-- Start of Provided data --

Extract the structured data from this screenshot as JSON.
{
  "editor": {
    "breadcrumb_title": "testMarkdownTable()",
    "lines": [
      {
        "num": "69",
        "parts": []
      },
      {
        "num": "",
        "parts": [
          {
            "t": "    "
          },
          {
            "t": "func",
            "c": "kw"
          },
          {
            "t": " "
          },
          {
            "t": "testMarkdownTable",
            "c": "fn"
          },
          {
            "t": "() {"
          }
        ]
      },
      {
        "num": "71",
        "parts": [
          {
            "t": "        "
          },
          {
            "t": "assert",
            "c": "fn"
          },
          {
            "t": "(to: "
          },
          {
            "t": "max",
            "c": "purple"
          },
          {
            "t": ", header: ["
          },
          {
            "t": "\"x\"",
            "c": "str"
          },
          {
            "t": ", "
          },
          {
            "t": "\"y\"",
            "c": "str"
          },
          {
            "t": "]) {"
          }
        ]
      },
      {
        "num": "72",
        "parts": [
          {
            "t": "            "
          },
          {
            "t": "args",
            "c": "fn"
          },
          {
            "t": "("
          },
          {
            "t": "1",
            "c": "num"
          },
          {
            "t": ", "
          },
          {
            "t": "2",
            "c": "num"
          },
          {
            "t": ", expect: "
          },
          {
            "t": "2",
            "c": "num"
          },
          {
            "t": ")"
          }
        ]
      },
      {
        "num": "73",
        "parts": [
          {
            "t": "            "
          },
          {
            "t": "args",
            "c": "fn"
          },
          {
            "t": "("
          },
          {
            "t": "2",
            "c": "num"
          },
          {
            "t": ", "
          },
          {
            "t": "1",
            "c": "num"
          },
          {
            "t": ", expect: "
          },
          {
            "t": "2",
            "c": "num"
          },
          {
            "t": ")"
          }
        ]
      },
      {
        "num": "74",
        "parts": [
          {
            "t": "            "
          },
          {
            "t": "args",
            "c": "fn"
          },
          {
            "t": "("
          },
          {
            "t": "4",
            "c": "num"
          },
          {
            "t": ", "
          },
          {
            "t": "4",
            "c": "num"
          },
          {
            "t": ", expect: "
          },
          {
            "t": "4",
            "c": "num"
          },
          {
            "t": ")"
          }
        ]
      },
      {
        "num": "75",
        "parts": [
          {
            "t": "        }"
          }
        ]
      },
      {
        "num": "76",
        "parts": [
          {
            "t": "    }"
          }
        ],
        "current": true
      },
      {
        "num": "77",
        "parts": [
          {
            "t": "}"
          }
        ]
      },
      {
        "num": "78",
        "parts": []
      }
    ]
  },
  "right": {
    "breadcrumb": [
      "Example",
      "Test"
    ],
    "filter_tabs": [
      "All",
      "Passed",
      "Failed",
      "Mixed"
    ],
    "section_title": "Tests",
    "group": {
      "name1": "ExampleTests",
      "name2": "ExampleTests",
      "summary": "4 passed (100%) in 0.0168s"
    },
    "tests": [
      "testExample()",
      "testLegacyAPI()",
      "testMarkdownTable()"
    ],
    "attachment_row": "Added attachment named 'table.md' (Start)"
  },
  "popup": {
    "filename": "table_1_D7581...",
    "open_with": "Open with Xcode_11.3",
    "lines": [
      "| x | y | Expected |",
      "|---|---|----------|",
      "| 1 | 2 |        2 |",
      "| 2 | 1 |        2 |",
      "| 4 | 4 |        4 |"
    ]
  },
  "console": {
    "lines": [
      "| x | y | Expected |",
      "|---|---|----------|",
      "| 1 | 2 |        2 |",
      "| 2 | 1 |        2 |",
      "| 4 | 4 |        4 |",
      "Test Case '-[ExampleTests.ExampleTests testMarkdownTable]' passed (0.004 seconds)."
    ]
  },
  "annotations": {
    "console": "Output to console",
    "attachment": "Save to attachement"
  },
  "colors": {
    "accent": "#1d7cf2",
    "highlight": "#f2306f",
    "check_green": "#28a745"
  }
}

-- End of Provided data --

> **Requirements**: Retype all the material above precisely, with no line left out.

> **Solution to this task**:
Extract the structured data from this screenshot as JSON.
{
  "editor": {
    "breadcrumb_title": "testMarkdownTable()",
    "lines": [
      {
        "num": "69",
        "parts": []
      },
      {
        "num": "",
        "parts": [
          {
            "t": "    "
          },
          {
            "t": "func",
            "c": "kw"
          },
          {
            "t": " "
          },
          {
            "t": "testMarkdownTable",
            "c": "fn"
          },
          {
            "t": "() {"
          }
        ]
      },
      {
        "num": "71",
        "parts": [
          {
            "t": "        "
          },
          {
            "t": "assert",
            "c": "fn"
          },
          {
            "t": "(to: "
          },
          {
            "t": "max",
            "c": "purple"
          },
          {
            "t": ", header: ["
          },
          {
            "t": "\"x\"",
            "c": "str"
          },
          {
            "t": ", "
          },
          {
            "t": "\"y\"",
            "c": "str"
          },
          {
            "t": "]) {"
          }
        ]
      },
      {
        "num": "72",
        "parts": [
          {
            "t": "            "
          },
          {
            "t": "args",
            "c": "fn"
          },
          {
            "t": "("
          },
          {
            "t": "1",
            "c": "num"
          },
          {
            "t": ", "
          },
          {
            "t": "2",
            "c": "num"
          },
          {
            "t": ", expect: "
          },
          {
            "t": "2",
            "c": "num"
          },
          {
            "t": ")"
          }
        ]
      },
      {
        "num": "73",
        "parts": [
          {
            "t": "            "
          },
          {
            "t": "args",
            "c": "fn"
          },
          {
            "t": "("
          },
          {
            "t": "2",
            "c": "num"
          },
          {
            "t": ", "
          },
          {
            "t": "1",
            "c": "num"
          },
          {
            "t": ", expect: "
          },
          {
            "t": "2",
            "c": "num"
          },
          {
            "t": ")"
          }
        ]
      },
      {
        "num": "74",
        "parts": [
          {
            "t": "            "
          },
          {
            "t": "args",
            "c": "fn"
          },
          {
            "t": "("
          },
          {
            "t": "4",
            "c": "num"
          },
          {
            "t": ", "
          },
          {
            "t": "4",
            "c": "num"
          },
          {
            "t": ", expect: "
          },
          {
            "t": "4",
            "c": "num"
          },
          {
            "t": ")"
          }
        ]
      },
      {
        "num": "75",
        "parts": [
          {
            "t": "        }"
          }
        ]
      },
      {
        "num": "76",
        "parts": [
          {
            "t": "    }"
          }
        ],
        "current": true
      },
      {
        "num": "77",
        "parts": [
          {
            "t": "}"
          }
        ]
      },
      {
        "num": "78",
        "parts": []
      }
    ]
  },
  "right": {
    "breadcrumb": [
      "Example",
      "Test"
    ],
    "filter_tabs": [
      "All",
      "Passed",
      "Failed",
      "Mixed"
    ],
    "section_title": "Tests",
    "group": {
      "name1": "ExampleTests",
      "name2": "ExampleTests",
      "summary": "4 passed (100%) in 0.0168s"
    },
    "tests": [
      "testExample()",
      "testLegacyAPI()",
      "testMarkdownTable()"
    ],
    "attachment_row": "Added attachment named 'table.md' (Start)"
  },
  "popup": {
    "filename": "table_1_D7581...",
    "open_with": "Open with Xcode_11.3",
    "lines": [
      "| x | y | Expected |",
      "|---|---|----------|",
      "| 1 | 2 |        2 |",
      "| 2 | 1 |        2 |",
      "| 4 | 4 |        4 |"
    ]
  },
  "console": {
    "lines": [
      "| x | y | Expected |",
      "|---|---|----------|",
      "| 1 | 2 |        2 |",
      "| 2 | 1 |        2 |",
      "| 4 | 4 |        4 |",
      "Test Case '-[ExampleTests.ExampleTests testMarkdownTable]' passed (0.004 seconds)."
    ]
  },
  "annotations": {
    "console": "Output to console",
    "attachment": "Save to attachement"
  },
  "colors": {
    "accent": "#1d7cf2",
    "highlight": "#f2306f",
    "check_green": "#28a745"
  }
}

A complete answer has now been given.